== Reading passage ==
----

Section 6.06. The Vice Presidents. The Vice President, or, if there be more than one, the Vice Presidents, shall assist the President in the management of the business of the Trust and the implementation of resolutions and orders of the Board of Trustees at such times and in such manner as the President may deem to be advisable. If there be more than one Vice President, the Board of Trustees may designate one of them as Executive Vice President, in which case he shall be first in order of seniority, and may also
grant to others such titles as shall be descriptive of their respective functions or indicative of their relative seniority. The Vice President, or, if there be more than one, the Vice Presidents in their order of seniority as indicated by their titles or as otherwise determined by the Board of Trustees shall, in the absence or disability of the President, exercise the powers and perform the duties of the President; and he or they shall have such other powers and duties as the Board or the President may from time to time prescribe.
Section 6.07. Compliance Officer. The Compliance Officer shall develop and implement written policies and procedures reasonably designed to prevent violation of the federal securities laws by the Trust, including policies and procedures that provide for oversight of compliance by the investment advisers, administrator and transfer agent of the Trust. The Compliance Officer shall report directly to the Board of Trustees, including a majority of the Independent Trustees, which shall determine the compensation, duties and tenure of said officer. The Compliance Officer must provide, at least on an annual basis, a written report to the Board of Trustees addressing the operation of the policies and procedures of the Trust, the investment adviser, administrator and transfer agent of the Trust, any material changes to the policies and procedures recommended as a result of an annual review of the adequacy and effectiveness of the policies and procedures of the Trust, the investment adviser and each material compliance matter that has occurred since the date of the last report. The Compliance Officer must meet separately with the Trust’s Independent Trustees on at least an annual basis. In addition, the Compliance Officer shall perform such other duties as the Board of Trustees, including a majority of the Independent Trustees, may from time to time prescribe.
Section 6.08. The Assistant Vice Presidents. The Assistant Vice President, if any, or, if there be more than one, the Assistant Vice Presidents, shall perform such duties as the Board of Trustees or the President may from time to time prescribe.

----

== Your objective ==
Copy the passage above on the Trust's officers word for word, between "Section 6.08. The" and "Trustees or the President may from time to time prescribe.", inclusive.

----

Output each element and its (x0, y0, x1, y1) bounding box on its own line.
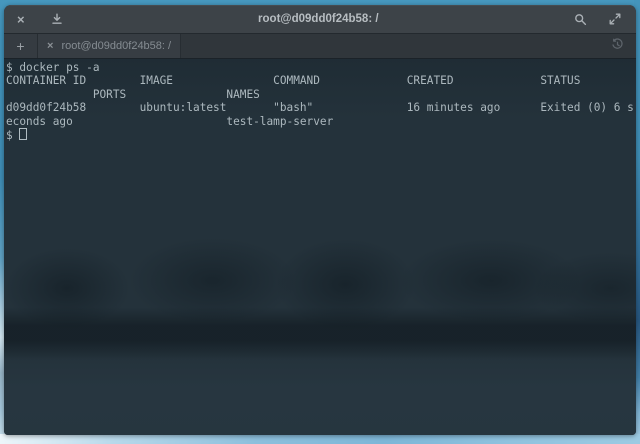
terminal-screen[interactable]: $ docker ps -a CONTAINER ID IMAGE COMMAN… (4, 59, 636, 435)
fullscreen-button[interactable] (609, 13, 621, 25)
terminal-cursor (19, 128, 27, 140)
window-close-button[interactable]: × (17, 13, 25, 26)
download-icon (51, 13, 63, 25)
tab-bar-spacer (181, 34, 611, 58)
prompt: $ (6, 129, 19, 142)
search-icon (574, 13, 587, 26)
download-button[interactable] (51, 13, 63, 25)
tab-active[interactable]: × root@d09dd0f24b58: / (38, 34, 181, 58)
history-icon (611, 38, 624, 54)
terminal-prompt-line: $ (6, 128, 634, 142)
terminal-window: × root@d09dd0f24b58: / (4, 5, 636, 435)
terminal-line: econds ago test-lamp-server (6, 115, 634, 128)
expand-icon (609, 13, 621, 25)
window-title: root@d09dd0f24b58: / (63, 13, 574, 25)
history-button[interactable] (611, 34, 636, 58)
desktop-wallpaper-bottom-edge (0, 434, 640, 444)
tab-title: root@d09dd0f24b58: / (61, 40, 171, 52)
terminal-line: $ docker ps -a (6, 61, 634, 74)
terminal-line: PORTS NAMES (6, 88, 634, 101)
tab-bar: + × root@d09dd0f24b58: / (4, 34, 636, 59)
terminal-line: CONTAINER ID IMAGE COMMAND CREATED STATU… (6, 74, 634, 87)
terminal-text: $ docker ps -a CONTAINER ID IMAGE COMMAN… (4, 59, 636, 435)
desktop: { "titlebar": { "title": "root@d09dd0f24… (0, 0, 640, 444)
new-tab-button[interactable]: + (4, 34, 38, 58)
search-button[interactable] (574, 13, 587, 26)
tab-close-button[interactable]: × (47, 41, 53, 52)
titlebar[interactable]: × root@d09dd0f24b58: / (4, 5, 636, 34)
terminal-line: d09dd0f24b58 ubuntu:latest "bash" 16 min… (6, 101, 634, 114)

----

== Completed exercise ==
Section 6.08. The Assistant Vice Presidents. The Assistant Vice President, if any, or, if there be more than one, the Assistant Vice Presidents, shall perform such duties as the Board of Trustees or the President may from time to time prescribe.